* WHAT IS NEEDED *
Give again only what runs from the line with "Output a JSON" to the final line of the entries below, exactly as written and without pictures.

* DATA FOR THIS TASK *
┄┄┄┄┄┄┄┄┄┄

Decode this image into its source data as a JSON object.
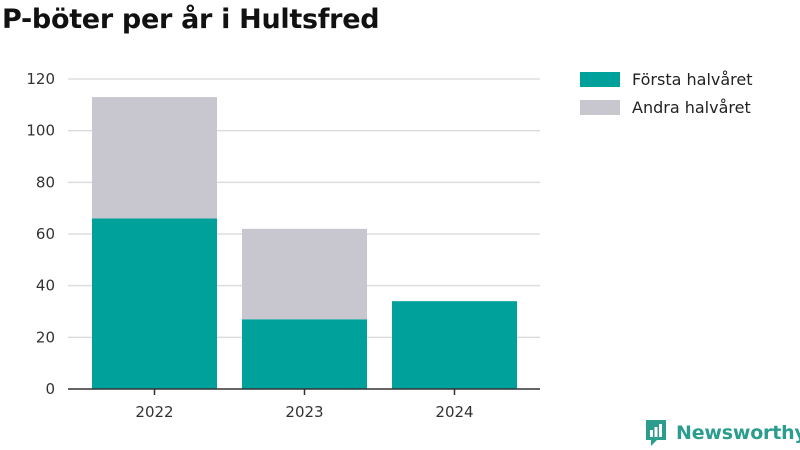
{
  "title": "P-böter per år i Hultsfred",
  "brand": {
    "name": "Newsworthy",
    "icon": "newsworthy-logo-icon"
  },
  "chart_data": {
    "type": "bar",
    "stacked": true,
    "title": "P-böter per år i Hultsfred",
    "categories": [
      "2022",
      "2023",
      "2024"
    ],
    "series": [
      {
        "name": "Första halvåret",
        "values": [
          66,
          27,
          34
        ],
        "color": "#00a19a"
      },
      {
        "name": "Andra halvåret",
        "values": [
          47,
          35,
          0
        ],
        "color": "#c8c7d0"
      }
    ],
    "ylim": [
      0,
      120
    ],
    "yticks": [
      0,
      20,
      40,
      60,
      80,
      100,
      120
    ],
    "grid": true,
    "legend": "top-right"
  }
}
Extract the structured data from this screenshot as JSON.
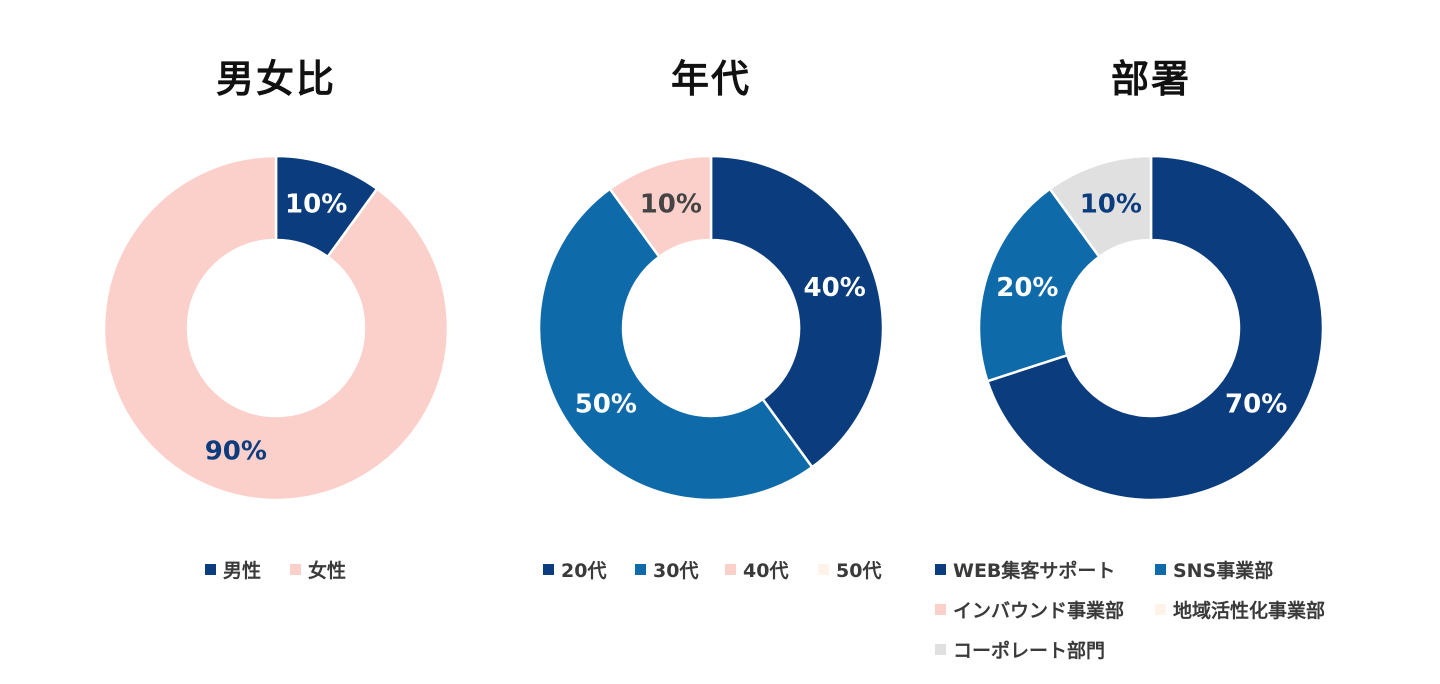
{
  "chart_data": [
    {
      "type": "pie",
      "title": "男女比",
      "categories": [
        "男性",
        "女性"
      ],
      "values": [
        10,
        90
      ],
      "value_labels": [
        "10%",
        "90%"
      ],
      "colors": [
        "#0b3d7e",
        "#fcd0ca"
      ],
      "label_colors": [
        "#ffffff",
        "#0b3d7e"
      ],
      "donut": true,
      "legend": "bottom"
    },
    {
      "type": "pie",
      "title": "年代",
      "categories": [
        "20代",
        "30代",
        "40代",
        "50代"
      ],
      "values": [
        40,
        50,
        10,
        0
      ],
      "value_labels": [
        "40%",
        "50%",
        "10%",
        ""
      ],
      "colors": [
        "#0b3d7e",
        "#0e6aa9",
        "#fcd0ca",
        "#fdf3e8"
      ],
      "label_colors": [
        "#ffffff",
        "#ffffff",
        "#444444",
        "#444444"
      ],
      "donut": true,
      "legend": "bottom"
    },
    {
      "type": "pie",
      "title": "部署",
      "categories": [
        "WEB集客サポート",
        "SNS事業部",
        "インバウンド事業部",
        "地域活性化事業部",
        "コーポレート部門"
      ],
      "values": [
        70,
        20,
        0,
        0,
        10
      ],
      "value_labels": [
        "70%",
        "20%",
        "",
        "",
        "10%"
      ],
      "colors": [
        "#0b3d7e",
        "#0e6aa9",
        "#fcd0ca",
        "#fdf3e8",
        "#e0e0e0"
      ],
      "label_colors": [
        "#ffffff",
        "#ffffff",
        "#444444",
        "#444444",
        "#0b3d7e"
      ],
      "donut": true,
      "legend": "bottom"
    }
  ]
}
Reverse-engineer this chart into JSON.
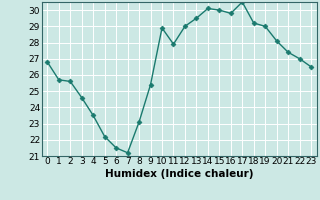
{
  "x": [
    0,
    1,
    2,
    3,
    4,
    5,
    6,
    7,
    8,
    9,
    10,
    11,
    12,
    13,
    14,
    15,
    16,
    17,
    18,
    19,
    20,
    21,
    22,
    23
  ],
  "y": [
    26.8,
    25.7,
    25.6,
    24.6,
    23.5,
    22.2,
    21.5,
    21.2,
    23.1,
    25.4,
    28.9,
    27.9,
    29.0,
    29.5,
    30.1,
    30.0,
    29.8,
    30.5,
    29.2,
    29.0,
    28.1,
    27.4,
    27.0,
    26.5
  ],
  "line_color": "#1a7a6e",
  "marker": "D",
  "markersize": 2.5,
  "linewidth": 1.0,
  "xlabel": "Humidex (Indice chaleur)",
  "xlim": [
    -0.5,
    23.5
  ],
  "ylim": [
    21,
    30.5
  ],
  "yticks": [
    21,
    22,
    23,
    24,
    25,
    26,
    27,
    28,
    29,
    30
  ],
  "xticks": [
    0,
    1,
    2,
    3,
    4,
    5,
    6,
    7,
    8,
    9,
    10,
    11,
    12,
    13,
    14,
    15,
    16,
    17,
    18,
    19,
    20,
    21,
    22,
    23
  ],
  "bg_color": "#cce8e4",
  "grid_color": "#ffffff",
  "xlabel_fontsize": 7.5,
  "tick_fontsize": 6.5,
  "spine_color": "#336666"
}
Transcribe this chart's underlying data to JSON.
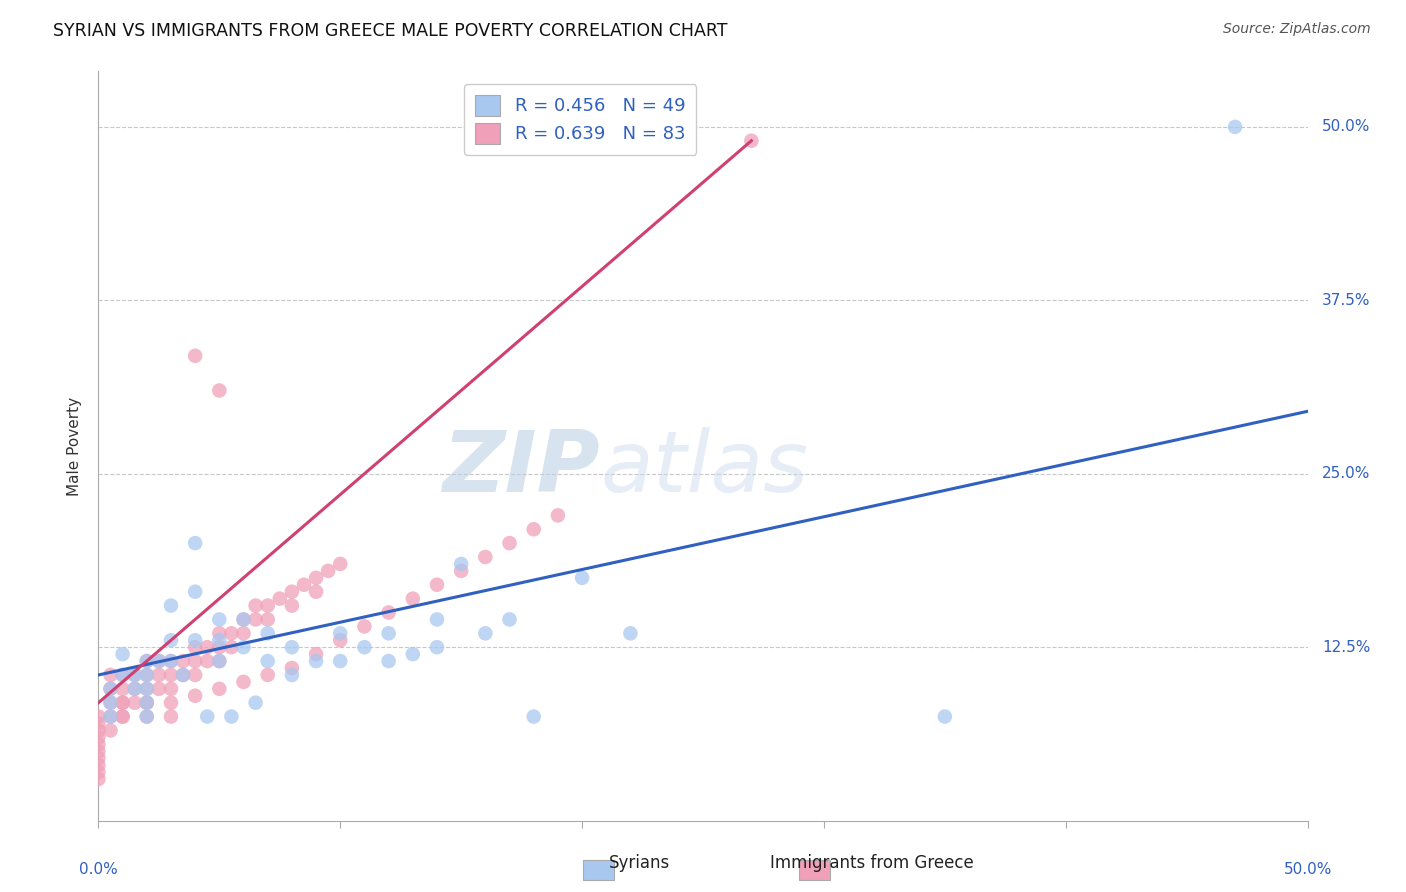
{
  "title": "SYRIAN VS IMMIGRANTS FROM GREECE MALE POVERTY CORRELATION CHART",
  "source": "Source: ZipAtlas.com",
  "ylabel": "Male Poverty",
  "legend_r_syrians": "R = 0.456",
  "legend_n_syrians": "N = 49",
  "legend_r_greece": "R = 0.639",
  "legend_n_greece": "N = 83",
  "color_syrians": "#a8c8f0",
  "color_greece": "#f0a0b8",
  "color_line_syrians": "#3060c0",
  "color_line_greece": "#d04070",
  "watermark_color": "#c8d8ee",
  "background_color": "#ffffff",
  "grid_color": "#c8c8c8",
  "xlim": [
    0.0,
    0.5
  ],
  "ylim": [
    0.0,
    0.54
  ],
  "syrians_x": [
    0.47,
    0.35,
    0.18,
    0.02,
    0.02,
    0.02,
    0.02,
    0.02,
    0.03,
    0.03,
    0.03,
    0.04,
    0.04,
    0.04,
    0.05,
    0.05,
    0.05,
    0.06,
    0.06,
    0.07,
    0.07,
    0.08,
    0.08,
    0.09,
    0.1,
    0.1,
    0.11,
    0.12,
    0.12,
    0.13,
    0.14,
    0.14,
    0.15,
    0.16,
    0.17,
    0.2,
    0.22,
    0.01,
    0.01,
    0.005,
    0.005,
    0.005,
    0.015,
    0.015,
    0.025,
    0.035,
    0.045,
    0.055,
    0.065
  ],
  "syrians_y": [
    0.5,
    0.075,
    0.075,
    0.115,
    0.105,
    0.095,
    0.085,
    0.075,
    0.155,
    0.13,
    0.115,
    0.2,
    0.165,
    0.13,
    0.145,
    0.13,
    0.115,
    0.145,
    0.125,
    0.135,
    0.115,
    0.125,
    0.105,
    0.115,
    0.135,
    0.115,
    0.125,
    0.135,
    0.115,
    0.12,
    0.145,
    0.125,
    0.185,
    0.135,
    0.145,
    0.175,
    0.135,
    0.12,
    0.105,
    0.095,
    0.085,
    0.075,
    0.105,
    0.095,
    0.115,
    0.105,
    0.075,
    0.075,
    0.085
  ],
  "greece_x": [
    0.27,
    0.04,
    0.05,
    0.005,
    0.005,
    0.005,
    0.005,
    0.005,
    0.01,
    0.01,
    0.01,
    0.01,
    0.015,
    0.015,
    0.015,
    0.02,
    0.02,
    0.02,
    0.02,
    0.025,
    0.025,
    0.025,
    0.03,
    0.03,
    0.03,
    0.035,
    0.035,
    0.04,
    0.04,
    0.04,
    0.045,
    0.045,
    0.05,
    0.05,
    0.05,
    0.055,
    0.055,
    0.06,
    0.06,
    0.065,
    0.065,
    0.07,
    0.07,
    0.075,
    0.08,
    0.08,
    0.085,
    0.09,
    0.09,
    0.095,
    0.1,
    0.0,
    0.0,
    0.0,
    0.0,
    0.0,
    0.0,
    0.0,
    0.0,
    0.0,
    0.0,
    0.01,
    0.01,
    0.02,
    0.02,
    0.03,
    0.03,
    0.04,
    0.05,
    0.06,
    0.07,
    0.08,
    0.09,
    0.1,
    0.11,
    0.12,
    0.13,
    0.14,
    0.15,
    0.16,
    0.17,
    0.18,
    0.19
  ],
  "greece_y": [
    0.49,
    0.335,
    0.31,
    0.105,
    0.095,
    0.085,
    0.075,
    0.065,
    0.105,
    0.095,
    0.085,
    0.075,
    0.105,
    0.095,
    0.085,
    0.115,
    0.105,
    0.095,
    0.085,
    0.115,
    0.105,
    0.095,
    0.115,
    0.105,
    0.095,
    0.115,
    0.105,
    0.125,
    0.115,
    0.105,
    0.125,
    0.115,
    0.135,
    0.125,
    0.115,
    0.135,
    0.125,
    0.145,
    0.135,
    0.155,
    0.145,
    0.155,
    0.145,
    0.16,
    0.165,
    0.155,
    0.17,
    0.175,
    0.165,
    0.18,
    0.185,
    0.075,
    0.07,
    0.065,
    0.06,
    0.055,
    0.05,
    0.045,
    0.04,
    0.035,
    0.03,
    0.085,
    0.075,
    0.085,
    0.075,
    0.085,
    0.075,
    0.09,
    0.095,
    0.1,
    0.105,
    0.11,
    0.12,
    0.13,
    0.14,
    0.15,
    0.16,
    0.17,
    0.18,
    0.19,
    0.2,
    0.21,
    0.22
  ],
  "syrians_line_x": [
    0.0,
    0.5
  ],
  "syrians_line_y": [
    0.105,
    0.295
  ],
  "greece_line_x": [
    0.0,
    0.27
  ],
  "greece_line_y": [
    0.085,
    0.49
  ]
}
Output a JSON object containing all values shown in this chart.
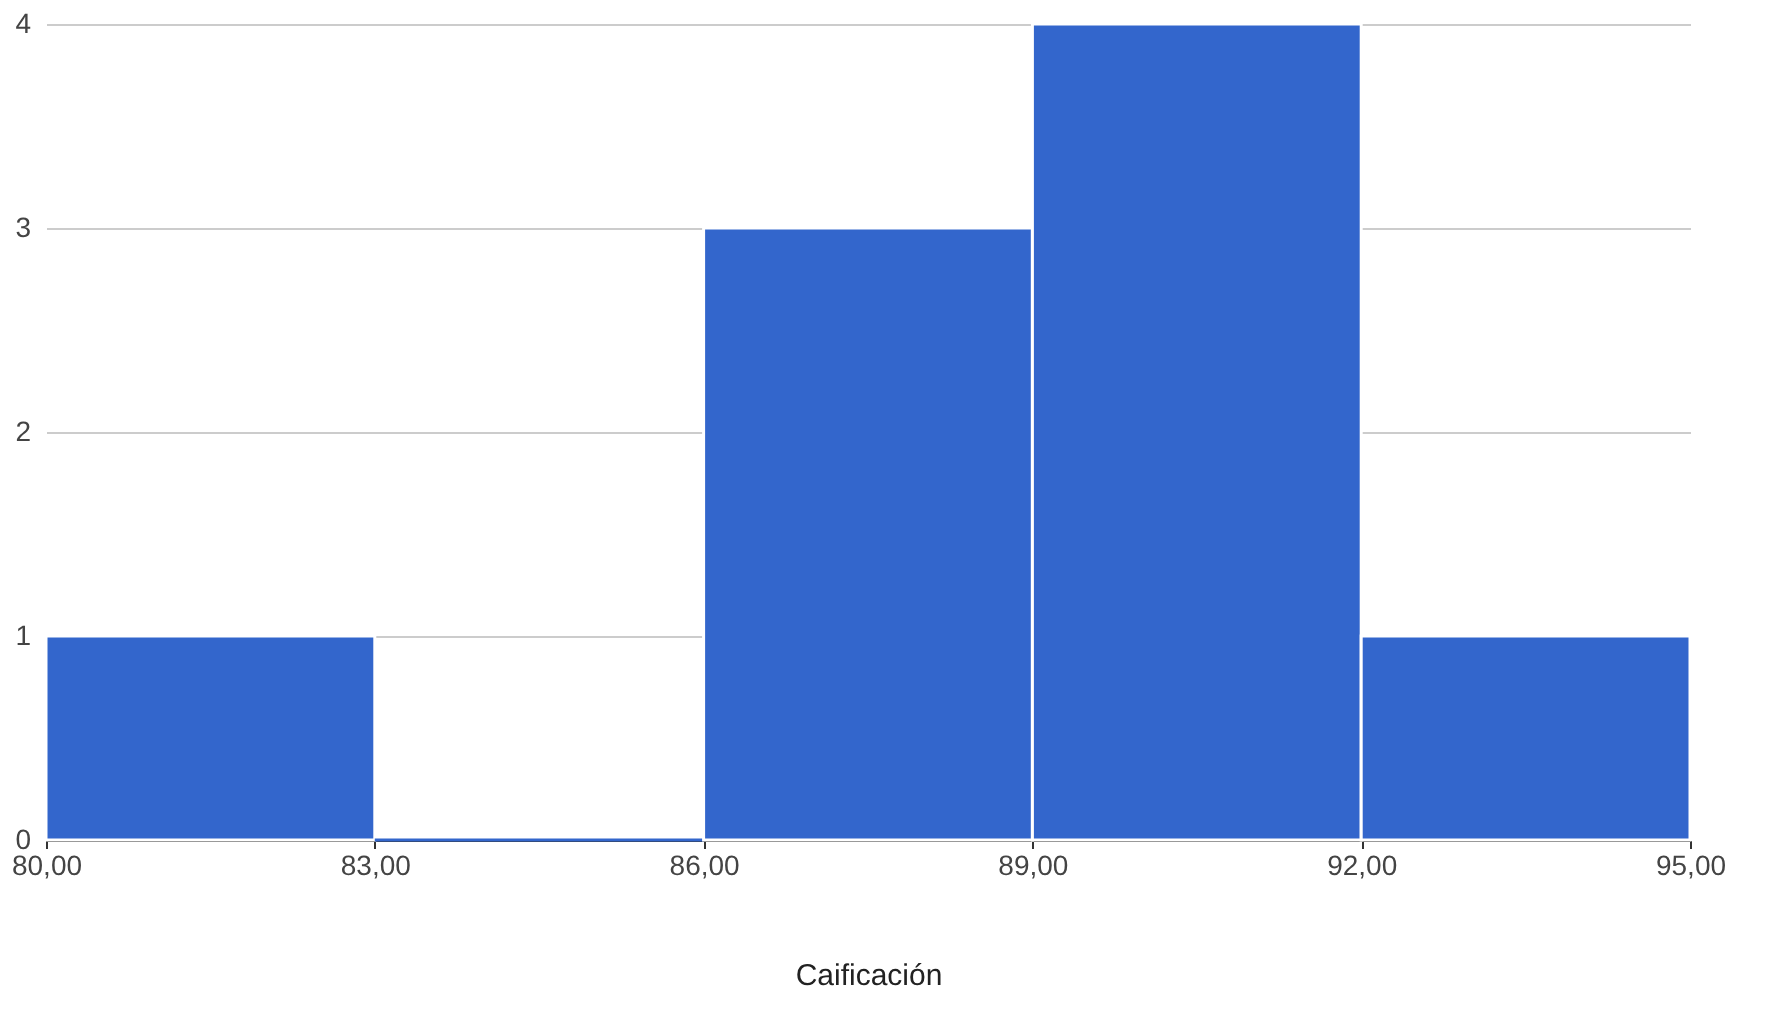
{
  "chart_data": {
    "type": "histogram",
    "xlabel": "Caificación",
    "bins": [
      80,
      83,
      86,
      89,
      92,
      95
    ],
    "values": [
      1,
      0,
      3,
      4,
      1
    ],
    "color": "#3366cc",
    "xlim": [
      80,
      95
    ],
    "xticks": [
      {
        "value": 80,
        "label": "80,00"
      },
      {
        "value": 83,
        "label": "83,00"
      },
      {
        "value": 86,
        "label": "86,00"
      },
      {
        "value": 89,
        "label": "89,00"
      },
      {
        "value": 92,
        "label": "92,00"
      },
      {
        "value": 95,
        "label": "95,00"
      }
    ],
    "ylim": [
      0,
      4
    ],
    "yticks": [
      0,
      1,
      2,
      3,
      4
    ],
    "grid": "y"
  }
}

┄┄┄┄┄┄┄┄┄┄

* FULL RESPONSE *
Output a JSON object containing all values shown in this chart.
{
  "chart_data": {
    "type": "histogram",
    "xlabel": "Caificación",
    "bins": [
      80,
      83,
      86,
      89,
      92,
      95
    ],
    "values": [
      1,
      0,
      3,
      4,
      1
    ],
    "color": "#3366cc",
    "xlim": [
      80,
      95
    ],
    "xticks": [
      {
        "value": 80,
        "label": "80,00"
      },
      {
        "value": 83,
        "label": "83,00"
      },
      {
        "value": 86,
        "label": "86,00"
      },
      {
        "value": 89,
        "label": "89,00"
      },
      {
        "value": 92,
        "label": "92,00"
      },
      {
        "value": 95,
        "label": "95,00"
      }
    ],
    "ylim": [
      0,
      4
    ],
    "yticks": [
      0,
      1,
      2,
      3,
      4
    ],
    "grid": "y"
  }
}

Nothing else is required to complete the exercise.